Série d'exercices:
A. Traduisez en anglais la phrase suivante de l'extrait : « Mme Fontanet a souligné que ces amendements ne modifiaient en aucun cas la position du Conseil d'Etat; ne considérant pas qu'il existe des pratiques de népotisme au sein des ressources humaines, celui-ci restait opposé à la motion, amendée ou non. »
B. Recopiez mot pour mot le passage de l'extrait commençant par "Après une discussion" et se poursuivant jusqu'à "Monsieur le président.".

═══ Extrait

Lors de son audition, la première signataire a évoqué «une manière médiévale d'accéder à des postes importants au sein de l'Etat». La notion plutôt vague de liens de parenté a troublé plusieurs commissaires. Dans le cadre de son audition portant sur le projet de loi, la pétition et la proposition de motion, la conseillère d'Etat Nathalie Fontanet a notamment souligné l'illégalité de la troisième invite, celle sur la mesure rétroactive.
M. Charles Pict, directeur du service d'audit interne de l'Etat, a pour sa part expliqué qu'au sein de l'administration, un problème pouvait se poser si un membre de la famille d'un cadre hiérarchique direct était engagé, mais que s'il ou elle travaillait dans un autre service, cela semblait admissible. Dans le cas de Mme Bachmann et de son père, il a précisé que les décisions avaient été prises de manière neutre, sans la présence de la magistrate, que des situations comme celles qui avaient motivé les deux textes - motion et projet de loi - étaient très rares et qu'il en avait vu extrêmement peu en vingt-cinq ans de carrière.
Il existe par ailleurs une fiche MIOPE - il faudrait peut-être songer un jour à changer cet acronyme ! -, pour «mémento des instructions de l'office du personnel de l'Etat», qui réglemente ces incompatibilités; celle-ci pourrait certainement être renforcée.
Lors des travaux, alors que nous étions tombés d'accord sur le projet de loi, on a assisté à de louables efforts du groupe MCG pour sauver sa motion; il a tenté d'abord de reformuler la deuxième invite, puis de supprimer la déclaration sur l'honneur et enfin de remplacer la troisième invite par une proposition plus générale, à savoir: «à améliorer la gestion des ressources humaines».
Mme Fontanet a souligné que ces amendements ne modifiaient en aucun cas la position du Conseil d'Etat; ne considérant pas qu'il existe des pratiques de népotisme au sein des ressources humaines, celui-ci restait opposé à la motion, amendée ou non.
Après une discussion finale où la nouvelle version de la troisième invite a été retirée par les motionnaires, le vote de la commission s'est avéré limpide: l'amendement général du MCG réduit à deux invites a été rejeté par 11 non contre 3 oui, et la M 3005 dans sa version originale n'a obtenu qu'une seule voix, celle du MCG.
Dès lors, malgré l'acharnement thérapeutique dont il a fait l'objet de la part de nos respectables collègues du MCG, la large majorité de la commission vous recommande, Mesdames et Messieurs les députés, de refuser ce texte qui n'a aucune utilité eu égard au projet de loi qu'on vient d'évoquer et sur lequel nous nous apprêtons à nous prononcer dans ce Grand Conseil. Merci, Monsieur le président.

══════
═══ Enregistrements fournis

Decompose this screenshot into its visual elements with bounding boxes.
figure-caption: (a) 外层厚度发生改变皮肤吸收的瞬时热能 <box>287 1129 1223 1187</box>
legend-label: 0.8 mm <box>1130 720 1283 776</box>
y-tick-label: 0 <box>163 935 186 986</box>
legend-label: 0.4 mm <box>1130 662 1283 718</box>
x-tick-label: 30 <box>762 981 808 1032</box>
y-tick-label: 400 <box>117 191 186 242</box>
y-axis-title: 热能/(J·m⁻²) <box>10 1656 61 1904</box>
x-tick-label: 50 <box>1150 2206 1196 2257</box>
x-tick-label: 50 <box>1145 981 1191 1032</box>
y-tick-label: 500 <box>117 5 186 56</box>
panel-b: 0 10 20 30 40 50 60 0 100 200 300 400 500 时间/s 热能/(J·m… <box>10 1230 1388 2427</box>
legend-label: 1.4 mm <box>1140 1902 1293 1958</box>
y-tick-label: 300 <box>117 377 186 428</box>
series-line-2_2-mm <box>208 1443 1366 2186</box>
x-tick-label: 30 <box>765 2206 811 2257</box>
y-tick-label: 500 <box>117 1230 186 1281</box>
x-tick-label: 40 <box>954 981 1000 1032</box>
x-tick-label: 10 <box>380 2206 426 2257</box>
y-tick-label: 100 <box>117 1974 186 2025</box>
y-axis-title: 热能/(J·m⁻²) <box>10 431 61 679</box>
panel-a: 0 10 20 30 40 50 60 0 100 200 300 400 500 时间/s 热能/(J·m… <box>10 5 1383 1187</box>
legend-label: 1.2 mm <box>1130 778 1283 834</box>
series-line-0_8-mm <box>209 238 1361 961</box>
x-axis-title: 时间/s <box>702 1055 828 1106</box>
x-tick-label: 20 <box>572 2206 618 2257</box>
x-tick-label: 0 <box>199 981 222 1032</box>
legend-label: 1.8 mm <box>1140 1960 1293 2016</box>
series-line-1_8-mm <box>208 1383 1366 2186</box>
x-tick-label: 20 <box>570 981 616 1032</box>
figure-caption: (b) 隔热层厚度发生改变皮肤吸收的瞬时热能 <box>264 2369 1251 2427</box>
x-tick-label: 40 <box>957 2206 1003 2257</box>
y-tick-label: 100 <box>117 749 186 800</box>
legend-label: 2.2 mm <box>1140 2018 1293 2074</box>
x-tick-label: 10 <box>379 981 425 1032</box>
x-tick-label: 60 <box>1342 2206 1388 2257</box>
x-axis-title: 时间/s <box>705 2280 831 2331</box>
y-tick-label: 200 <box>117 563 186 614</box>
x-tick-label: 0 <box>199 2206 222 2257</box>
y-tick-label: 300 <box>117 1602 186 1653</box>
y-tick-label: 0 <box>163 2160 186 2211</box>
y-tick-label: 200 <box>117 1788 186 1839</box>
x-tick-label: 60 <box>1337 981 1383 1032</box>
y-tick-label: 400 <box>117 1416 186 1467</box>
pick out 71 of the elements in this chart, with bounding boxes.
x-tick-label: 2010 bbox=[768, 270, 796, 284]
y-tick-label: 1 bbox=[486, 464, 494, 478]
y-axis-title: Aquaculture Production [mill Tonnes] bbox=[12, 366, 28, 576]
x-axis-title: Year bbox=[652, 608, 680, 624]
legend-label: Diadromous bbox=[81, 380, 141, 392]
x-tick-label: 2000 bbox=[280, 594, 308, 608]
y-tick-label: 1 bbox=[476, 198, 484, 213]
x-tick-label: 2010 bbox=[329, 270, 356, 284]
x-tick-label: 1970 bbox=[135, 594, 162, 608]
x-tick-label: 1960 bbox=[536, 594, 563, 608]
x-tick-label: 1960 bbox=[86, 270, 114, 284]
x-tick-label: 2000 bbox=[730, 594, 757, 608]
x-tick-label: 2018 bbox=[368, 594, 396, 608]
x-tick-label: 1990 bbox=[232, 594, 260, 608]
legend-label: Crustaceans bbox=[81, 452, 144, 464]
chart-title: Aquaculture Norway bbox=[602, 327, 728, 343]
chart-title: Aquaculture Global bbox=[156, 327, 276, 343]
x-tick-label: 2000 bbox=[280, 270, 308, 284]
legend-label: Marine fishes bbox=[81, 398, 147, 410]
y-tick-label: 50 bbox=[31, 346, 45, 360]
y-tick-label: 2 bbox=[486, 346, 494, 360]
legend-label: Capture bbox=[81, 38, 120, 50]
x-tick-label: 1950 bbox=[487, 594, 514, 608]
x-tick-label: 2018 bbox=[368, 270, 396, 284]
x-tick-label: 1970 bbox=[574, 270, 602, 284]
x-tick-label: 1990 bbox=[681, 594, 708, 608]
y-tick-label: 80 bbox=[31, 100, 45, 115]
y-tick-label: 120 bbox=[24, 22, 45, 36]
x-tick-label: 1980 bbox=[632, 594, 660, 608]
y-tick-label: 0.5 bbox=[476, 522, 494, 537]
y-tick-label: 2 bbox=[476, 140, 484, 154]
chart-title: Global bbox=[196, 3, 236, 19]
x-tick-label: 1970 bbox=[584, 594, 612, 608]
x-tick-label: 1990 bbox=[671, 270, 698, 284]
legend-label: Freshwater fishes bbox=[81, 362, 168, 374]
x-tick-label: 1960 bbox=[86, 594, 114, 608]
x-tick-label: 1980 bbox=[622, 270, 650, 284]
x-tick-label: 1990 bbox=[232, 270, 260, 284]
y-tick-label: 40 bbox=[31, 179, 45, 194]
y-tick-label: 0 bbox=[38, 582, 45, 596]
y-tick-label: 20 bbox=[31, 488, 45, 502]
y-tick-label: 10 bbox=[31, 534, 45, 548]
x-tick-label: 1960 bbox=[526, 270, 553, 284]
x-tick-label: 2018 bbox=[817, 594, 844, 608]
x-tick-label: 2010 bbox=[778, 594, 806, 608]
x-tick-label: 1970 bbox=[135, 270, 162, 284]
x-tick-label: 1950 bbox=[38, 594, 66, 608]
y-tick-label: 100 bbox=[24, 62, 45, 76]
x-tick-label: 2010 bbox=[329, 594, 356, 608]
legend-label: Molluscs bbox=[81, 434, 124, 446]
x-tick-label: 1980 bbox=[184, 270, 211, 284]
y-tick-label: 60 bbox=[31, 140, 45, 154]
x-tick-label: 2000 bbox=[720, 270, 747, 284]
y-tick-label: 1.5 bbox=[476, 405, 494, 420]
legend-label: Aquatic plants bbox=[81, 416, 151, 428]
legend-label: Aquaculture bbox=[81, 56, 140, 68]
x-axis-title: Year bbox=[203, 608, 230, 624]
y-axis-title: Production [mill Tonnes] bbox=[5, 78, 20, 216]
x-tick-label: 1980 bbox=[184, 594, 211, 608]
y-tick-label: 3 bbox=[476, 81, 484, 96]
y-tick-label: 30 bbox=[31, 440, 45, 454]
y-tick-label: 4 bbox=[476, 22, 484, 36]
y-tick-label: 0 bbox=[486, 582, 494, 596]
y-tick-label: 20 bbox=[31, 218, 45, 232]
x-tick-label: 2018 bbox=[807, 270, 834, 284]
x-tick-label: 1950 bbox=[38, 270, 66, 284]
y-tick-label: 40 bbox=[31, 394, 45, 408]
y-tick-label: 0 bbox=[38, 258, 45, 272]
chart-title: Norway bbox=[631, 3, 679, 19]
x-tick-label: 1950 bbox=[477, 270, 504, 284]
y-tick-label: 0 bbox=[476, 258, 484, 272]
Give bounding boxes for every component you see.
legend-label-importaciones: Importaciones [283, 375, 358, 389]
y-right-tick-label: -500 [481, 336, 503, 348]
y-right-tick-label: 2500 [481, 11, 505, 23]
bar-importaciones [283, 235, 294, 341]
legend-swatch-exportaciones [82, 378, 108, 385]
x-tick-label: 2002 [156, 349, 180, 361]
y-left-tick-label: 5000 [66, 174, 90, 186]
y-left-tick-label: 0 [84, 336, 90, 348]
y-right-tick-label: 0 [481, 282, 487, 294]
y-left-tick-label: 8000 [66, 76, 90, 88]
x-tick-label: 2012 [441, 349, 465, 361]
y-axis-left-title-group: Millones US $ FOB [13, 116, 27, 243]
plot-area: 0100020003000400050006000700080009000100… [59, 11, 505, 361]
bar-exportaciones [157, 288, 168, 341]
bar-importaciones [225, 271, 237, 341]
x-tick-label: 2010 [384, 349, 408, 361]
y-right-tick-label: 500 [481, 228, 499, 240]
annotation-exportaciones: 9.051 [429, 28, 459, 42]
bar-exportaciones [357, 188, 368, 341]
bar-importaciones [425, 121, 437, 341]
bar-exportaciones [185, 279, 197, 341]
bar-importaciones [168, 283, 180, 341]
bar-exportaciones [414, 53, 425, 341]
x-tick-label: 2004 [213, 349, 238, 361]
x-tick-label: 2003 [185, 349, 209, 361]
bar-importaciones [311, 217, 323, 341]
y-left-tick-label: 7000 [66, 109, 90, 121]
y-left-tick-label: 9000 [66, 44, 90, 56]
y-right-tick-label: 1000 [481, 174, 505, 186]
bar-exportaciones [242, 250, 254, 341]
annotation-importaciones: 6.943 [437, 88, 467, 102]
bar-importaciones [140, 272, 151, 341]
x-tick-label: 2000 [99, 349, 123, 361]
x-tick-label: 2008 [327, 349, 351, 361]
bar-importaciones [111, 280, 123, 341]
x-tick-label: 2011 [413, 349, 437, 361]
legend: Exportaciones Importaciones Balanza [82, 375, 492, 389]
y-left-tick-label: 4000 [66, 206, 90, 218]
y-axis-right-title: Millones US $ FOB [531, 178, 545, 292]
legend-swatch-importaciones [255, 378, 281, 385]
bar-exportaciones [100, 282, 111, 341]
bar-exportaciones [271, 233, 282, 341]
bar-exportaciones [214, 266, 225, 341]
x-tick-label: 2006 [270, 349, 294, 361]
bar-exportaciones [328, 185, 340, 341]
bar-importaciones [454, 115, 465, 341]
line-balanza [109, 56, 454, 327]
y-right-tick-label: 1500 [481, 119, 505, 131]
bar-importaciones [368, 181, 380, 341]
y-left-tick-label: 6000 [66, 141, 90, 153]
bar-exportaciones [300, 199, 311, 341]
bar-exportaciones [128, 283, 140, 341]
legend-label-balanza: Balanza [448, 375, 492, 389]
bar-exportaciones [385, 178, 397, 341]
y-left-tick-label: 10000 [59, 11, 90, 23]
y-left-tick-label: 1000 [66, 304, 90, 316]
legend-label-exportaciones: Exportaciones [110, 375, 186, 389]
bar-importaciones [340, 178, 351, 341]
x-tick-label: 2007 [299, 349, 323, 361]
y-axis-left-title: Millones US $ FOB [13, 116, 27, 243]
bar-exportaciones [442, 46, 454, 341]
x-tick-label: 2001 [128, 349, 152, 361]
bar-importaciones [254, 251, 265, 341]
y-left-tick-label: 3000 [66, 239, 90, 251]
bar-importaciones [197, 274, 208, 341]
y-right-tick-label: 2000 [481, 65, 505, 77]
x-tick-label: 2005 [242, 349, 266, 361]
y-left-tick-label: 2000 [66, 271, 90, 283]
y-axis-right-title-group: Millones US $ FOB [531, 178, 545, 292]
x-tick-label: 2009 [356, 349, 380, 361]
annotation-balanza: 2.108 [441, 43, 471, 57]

══════

Corrigé ci-après:
A. Ms. Fontanet stressed that these amendments in no way altered the position of the Council of State; since it did not consider that nepotistic practices existed within human resources, it remained opposed to the motion, whether amended or not.

B.
Après une discussion finale où la nouvelle version de la troisième invite a été retirée par les motionnaires, le vote de la commission s'est avéré limpide: l'amendement général du MCG réduit à deux invites a été rejeté par 11 non contre 3 oui, et la M 3005 dans sa version originale n'a obtenu qu'une seule voix, celle du MCG.
Dès lors, malgré l'acharnement thérapeutique dont il a fait l'objet de la part de nos respectables collègues du MCG, la large majorité de la commission vous recommande, Mesdames et Messieurs les députés, de refuser ce texte qui n'a aucune utilité eu égard au projet de loi qu'on vient d'évoquer et sur lequel nous nous apprêtons à nous prononcer dans ce Grand Conseil. Merci, Monsieur le président.